══ Task data ══
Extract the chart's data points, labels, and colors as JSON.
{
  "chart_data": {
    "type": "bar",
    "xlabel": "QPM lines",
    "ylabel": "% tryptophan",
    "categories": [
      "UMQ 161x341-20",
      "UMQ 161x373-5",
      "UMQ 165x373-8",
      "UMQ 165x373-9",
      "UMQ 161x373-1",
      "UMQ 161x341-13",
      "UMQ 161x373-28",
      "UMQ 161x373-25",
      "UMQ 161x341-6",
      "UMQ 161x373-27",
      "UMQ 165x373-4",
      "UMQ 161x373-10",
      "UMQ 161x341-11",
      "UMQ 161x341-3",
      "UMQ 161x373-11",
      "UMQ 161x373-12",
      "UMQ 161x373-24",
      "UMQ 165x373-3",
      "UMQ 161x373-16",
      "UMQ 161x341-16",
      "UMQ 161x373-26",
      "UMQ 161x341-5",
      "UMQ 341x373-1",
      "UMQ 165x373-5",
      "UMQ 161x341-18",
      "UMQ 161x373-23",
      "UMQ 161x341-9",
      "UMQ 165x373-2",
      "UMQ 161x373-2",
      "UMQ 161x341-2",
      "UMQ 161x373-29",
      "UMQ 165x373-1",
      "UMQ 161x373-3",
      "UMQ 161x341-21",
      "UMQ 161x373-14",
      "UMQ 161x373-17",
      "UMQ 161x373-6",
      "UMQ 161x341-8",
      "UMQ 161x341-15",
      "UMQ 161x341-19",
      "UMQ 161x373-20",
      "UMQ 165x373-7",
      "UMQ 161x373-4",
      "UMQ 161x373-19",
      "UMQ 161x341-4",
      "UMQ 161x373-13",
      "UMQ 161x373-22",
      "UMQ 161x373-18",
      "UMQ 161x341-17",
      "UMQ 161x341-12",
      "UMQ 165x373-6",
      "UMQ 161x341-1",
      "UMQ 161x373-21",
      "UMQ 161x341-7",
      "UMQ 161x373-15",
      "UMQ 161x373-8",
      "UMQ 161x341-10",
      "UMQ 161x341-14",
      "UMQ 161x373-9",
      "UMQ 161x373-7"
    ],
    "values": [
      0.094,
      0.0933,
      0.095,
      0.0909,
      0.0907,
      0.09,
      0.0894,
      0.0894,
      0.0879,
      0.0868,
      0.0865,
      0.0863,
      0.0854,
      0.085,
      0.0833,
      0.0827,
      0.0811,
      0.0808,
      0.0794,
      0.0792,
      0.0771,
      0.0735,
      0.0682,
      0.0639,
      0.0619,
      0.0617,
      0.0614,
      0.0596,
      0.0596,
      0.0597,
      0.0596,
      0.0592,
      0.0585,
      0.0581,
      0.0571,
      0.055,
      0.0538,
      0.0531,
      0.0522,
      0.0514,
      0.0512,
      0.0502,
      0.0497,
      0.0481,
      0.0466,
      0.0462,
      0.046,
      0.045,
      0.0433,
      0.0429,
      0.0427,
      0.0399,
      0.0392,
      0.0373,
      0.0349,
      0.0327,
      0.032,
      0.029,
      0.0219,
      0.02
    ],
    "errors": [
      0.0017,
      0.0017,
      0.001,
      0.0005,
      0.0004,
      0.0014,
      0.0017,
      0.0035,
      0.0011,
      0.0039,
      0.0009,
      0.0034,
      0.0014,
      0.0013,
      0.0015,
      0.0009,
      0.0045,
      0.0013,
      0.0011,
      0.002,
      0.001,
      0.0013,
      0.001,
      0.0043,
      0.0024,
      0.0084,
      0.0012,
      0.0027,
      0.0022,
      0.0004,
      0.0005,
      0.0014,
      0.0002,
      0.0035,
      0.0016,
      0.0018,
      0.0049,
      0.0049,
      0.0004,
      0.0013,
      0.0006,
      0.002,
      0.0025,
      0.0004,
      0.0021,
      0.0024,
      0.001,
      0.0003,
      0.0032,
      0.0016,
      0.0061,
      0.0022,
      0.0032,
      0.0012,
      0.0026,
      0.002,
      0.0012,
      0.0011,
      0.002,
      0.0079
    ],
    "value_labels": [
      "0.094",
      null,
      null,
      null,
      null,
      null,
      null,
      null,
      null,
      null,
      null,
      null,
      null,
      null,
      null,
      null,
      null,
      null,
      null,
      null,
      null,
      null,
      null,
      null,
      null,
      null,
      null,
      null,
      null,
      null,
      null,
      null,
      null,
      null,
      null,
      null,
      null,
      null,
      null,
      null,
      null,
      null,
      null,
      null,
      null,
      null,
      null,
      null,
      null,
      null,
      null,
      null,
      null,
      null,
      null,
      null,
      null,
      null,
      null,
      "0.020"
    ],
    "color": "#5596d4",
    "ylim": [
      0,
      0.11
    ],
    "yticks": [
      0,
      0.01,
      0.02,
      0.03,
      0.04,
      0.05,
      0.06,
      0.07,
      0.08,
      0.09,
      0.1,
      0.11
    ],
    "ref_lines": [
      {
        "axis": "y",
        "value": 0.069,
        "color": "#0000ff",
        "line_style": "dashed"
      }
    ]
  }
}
═══
Objective: Reproduce the material exactly, with every line intact.

Result:
Extract the chart's data points, labels, and colors as JSON.
{
  "chart_data": {
    "type": "bar",
    "xlabel": "QPM lines",
    "ylabel": "% tryptophan",
    "categories": [
      "UMQ 161x341-20",
      "UMQ 161x373-5",
      "UMQ 165x373-8",
      "UMQ 165x373-9",
      "UMQ 161x373-1",
      "UMQ 161x341-13",
      "UMQ 161x373-28",
      "UMQ 161x373-25",
      "UMQ 161x341-6",
      "UMQ 161x373-27",
      "UMQ 165x373-4",
      "UMQ 161x373-10",
      "UMQ 161x341-11",
      "UMQ 161x341-3",
      "UMQ 161x373-11",
      "UMQ 161x373-12",
      "UMQ 161x373-24",
      "UMQ 165x373-3",
      "UMQ 161x373-16",
      "UMQ 161x341-16",
      "UMQ 161x373-26",
      "UMQ 161x341-5",
      "UMQ 341x373-1",
      "UMQ 165x373-5",
      "UMQ 161x341-18",
      "UMQ 161x373-23",
      "UMQ 161x341-9",
      "UMQ 165x373-2",
      "UMQ 161x373-2",
      "UMQ 161x341-2",
      "UMQ 161x373-29",
      "UMQ 165x373-1",
      "UMQ 161x373-3",
      "UMQ 161x341-21",
      "UMQ 161x373-14",
      "UMQ 161x373-17",
      "UMQ 161x373-6",
      "UMQ 161x341-8",
      "UMQ 161x341-15",
      "UMQ 161x341-19",
      "UMQ 161x373-20",
      "UMQ 165x373-7",
      "UMQ 161x373-4",
      "UMQ 161x373-19",
      "UMQ 161x341-4",
      "UMQ 161x373-13",
      "UMQ 161x373-22",
      "UMQ 161x373-18",
      "UMQ 161x341-17",
      "UMQ 161x341-12",
      "UMQ 165x373-6",
      "UMQ 161x341-1",
      "UMQ 161x373-21",
      "UMQ 161x341-7",
      "UMQ 161x373-15",
      "UMQ 161x373-8",
      "UMQ 161x341-10",
      "UMQ 161x341-14",
      "UMQ 161x373-9",
      "UMQ 161x373-7"
    ],
    "values": [
      0.094,
      0.0933,
      0.095,
      0.0909,
      0.0907,
      0.09,
      0.0894,
      0.0894,
      0.0879,
      0.0868,
      0.0865,
      0.0863,
      0.0854,
      0.085,
      0.0833,
      0.0827,
      0.0811,
      0.0808,
      0.0794,
      0.0792,
      0.0771,
      0.0735,
      0.0682,
      0.0639,
      0.0619,
      0.0617,
      0.0614,
      0.0596,
      0.0596,
      0.0597,
      0.0596,
      0.0592,
      0.0585,
      0.0581,
      0.0571,
      0.055,
      0.0538,
      0.0531,
      0.0522,
      0.0514,
      0.0512,
      0.0502,
      0.0497,
      0.0481,
      0.0466,
      0.0462,
      0.046,
      0.045,
      0.0433,
      0.0429,
      0.0427,
      0.0399,
      0.0392,
      0.0373,
      0.0349,
      0.0327,
      0.032,
      0.029,
      0.0219,
      0.02
    ],
    "errors": [
      0.0017,
      0.0017,
      0.001,
      0.0005,
      0.0004,
      0.0014,
      0.0017,
      0.0035,
      0.0011,
      0.0039,
      0.0009,
      0.0034,
      0.0014,
      0.0013,
      0.0015,
      0.0009,
      0.0045,
      0.0013,
      0.0011,
      0.002,
      0.001,
      0.0013,
      0.001,
      0.0043,
      0.0024,
      0.0084,
      0.0012,
      0.0027,
      0.0022,
      0.0004,
      0.0005,
      0.0014,
      0.0002,
      0.0035,
      0.0016,
      0.0018,
      0.0049,
      0.0049,
      0.0004,
      0.0013,
      0.0006,
      0.002,
      0.0025,
      0.0004,
      0.0021,
      0.0024,
      0.001,
      0.0003,
      0.0032,
      0.0016,
      0.0061,
      0.0022,
      0.0032,
      0.0012,
      0.0026,
      0.002,
      0.0012,
      0.0011,
      0.002,
      0.0079
    ],
    "value_labels": [
      "0.094",
      null,
      null,
      null,
      null,
      null,
      null,
      null,
      null,
      null,
      null,
      null,
      null,
      null,
      null,
      null,
      null,
      null,
      null,
      null,
      null,
      null,
      null,
      null,
      null,
      null,
      null,
      null,
      null,
      null,
      null,
      null,
      null,
      null,
      null,
      null,
      null,
      null,
      null,
      null,
      null,
      null,
      null,
      null,
      null,
      null,
      null,
      null,
      null,
      null,
      null,
      null,
      null,
      null,
      null,
      null,
      null,
      null,
      null,
      "0.020"
    ],
    "color": "#5596d4",
    "ylim": [
      0,
      0.11
    ],
    "yticks": [
      0,
      0.01,
      0.02,
      0.03,
      0.04,
      0.05,
      0.06,
      0.07,
      0.08,
      0.09,
      0.1,
      0.11
    ],
    "ref_lines": [
      {
        "axis": "y",
        "value": 0.069,
        "color": "#0000ff",
        "line_style": "dashed"
      }
    ]
  }
}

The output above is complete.